__WHAT YOU WILL DO__. Show all lines that include the string "가입기간에"; copy each one.

__Records that describe figures__.
◇ ◇ ◇ ◇
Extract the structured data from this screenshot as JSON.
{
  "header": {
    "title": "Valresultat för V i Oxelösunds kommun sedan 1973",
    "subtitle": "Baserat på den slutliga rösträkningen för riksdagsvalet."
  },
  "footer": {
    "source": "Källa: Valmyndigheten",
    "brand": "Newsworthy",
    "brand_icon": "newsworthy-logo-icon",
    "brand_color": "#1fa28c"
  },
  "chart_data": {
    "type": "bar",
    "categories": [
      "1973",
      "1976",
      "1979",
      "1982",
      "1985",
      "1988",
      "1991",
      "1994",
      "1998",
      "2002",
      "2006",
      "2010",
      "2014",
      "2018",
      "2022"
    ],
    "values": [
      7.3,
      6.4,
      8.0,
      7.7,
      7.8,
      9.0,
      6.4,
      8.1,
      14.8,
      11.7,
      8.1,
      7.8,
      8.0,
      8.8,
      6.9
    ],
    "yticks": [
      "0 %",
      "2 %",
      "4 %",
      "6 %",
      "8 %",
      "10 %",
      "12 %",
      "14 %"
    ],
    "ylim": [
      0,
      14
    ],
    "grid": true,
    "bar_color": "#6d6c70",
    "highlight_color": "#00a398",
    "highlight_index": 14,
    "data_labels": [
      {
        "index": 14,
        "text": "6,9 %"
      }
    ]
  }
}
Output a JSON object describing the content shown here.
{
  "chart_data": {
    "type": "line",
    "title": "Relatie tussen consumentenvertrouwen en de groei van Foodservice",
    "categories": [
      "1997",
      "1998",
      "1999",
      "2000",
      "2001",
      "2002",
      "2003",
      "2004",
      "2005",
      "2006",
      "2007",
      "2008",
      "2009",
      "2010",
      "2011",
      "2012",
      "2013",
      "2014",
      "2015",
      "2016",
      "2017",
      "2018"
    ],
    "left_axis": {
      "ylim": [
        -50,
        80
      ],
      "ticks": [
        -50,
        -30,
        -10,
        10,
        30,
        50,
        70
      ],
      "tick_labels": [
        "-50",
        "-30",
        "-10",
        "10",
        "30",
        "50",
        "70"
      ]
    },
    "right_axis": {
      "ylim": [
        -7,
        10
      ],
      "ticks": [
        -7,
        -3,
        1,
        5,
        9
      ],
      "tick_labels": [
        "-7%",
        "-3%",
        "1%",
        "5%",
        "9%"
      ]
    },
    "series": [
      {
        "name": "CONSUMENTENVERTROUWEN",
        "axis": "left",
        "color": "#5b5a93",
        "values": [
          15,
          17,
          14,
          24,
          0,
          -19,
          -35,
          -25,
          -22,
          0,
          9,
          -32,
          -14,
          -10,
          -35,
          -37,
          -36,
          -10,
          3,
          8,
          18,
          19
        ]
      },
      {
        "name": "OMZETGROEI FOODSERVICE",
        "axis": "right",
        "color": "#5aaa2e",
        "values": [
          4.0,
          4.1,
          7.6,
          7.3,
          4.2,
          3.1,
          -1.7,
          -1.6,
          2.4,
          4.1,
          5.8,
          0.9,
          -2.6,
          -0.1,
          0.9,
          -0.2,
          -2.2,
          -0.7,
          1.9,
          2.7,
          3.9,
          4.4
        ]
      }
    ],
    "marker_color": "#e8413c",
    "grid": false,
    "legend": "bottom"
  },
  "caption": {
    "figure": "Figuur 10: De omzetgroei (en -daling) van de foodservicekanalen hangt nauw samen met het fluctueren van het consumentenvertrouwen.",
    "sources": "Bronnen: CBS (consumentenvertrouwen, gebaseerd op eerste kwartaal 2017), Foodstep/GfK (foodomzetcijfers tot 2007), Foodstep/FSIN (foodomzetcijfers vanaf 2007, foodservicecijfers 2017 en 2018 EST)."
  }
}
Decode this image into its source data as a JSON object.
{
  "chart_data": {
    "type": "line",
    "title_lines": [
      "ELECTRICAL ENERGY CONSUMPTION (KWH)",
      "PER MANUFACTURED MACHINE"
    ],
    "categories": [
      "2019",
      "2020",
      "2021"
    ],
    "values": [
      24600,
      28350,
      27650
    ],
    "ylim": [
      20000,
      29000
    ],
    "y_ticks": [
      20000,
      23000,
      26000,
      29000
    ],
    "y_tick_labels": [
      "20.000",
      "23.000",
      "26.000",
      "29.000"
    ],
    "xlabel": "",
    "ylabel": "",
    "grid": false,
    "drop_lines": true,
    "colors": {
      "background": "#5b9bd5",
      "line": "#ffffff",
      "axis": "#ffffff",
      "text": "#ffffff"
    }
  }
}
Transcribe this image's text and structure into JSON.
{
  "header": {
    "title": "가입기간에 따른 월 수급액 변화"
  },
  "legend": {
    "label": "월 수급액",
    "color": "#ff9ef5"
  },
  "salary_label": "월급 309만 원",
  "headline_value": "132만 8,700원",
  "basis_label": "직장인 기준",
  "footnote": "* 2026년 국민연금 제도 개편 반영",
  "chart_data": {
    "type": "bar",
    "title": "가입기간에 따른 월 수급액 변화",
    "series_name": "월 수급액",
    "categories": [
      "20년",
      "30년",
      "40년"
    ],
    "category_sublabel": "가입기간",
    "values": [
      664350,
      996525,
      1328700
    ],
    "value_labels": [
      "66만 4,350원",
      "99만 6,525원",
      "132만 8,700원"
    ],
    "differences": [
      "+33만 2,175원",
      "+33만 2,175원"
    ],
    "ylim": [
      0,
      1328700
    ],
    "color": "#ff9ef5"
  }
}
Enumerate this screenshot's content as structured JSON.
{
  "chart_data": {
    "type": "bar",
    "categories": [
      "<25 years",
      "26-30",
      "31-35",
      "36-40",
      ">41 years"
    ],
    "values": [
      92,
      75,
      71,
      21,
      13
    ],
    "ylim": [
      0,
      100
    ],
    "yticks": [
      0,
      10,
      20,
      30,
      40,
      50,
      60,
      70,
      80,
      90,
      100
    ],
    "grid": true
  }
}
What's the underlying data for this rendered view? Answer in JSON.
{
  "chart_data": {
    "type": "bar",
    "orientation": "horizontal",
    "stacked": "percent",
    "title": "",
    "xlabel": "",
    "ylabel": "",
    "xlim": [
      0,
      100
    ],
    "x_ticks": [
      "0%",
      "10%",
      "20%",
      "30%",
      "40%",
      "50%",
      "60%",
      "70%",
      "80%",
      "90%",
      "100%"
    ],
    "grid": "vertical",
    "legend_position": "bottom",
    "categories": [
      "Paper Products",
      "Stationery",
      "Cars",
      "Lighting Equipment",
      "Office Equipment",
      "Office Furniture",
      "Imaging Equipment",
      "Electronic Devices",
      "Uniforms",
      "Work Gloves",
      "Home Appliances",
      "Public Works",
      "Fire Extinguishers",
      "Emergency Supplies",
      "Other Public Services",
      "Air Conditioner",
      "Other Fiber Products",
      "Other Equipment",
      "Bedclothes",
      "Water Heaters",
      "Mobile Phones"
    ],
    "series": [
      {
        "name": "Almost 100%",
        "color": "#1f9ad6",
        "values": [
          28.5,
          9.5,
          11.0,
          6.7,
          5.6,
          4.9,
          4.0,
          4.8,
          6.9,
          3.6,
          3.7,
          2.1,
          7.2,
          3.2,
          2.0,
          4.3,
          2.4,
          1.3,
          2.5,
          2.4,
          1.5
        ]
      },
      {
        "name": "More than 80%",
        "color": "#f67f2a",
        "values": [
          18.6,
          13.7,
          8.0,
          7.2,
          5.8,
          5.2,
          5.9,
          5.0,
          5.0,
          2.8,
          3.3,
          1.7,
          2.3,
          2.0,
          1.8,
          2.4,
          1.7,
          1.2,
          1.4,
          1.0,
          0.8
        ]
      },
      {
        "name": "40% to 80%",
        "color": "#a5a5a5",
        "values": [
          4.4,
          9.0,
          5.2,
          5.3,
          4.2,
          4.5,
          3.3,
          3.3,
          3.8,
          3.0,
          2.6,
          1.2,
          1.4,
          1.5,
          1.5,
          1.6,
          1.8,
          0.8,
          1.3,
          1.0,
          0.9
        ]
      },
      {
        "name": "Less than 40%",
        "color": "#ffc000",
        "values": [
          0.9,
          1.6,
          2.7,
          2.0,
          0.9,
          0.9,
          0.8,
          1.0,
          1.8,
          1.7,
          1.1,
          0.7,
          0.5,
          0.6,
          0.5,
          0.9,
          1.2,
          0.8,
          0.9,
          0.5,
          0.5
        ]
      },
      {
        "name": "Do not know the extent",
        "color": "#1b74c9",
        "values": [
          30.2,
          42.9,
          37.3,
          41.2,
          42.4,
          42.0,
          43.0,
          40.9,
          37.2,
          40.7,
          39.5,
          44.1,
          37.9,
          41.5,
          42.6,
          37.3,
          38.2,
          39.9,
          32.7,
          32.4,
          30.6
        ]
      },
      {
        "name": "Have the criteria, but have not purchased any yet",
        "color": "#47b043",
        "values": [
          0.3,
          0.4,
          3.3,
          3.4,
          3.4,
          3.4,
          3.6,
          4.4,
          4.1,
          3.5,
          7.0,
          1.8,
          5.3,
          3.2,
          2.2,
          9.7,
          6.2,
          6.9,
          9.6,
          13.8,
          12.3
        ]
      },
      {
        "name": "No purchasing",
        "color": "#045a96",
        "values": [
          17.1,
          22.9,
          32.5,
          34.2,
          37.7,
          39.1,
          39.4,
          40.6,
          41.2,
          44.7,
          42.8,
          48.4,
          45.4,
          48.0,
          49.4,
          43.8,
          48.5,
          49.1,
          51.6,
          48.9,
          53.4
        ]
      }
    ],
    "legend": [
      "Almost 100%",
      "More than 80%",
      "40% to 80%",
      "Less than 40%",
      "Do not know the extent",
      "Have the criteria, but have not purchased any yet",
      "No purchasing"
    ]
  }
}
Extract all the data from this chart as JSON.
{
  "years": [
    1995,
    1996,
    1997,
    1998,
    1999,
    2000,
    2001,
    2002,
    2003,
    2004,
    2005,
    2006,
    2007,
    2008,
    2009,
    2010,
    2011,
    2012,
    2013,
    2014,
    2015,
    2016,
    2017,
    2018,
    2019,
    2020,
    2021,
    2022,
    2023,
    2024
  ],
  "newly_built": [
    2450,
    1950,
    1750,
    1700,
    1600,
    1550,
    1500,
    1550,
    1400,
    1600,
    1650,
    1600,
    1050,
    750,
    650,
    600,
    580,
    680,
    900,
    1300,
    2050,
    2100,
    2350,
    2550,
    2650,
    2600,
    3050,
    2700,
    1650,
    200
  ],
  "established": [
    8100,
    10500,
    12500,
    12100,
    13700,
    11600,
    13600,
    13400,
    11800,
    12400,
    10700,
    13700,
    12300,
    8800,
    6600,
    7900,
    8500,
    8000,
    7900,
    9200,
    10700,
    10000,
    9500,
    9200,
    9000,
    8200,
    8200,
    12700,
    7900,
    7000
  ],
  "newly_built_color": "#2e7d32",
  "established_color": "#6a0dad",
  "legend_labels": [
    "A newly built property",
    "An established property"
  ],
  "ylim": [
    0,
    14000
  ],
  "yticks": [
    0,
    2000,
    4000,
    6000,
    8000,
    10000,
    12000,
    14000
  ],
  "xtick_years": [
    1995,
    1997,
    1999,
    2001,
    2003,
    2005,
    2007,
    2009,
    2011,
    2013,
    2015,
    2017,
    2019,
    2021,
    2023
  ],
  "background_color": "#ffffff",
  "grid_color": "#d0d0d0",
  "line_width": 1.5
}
◇ ◇ ◇ ◇
__THE SOLUTION__.
    "title": "가입기간에 따른 월 수급액 변화"
    "title": "가입기간에 따른 월 수급액 변화",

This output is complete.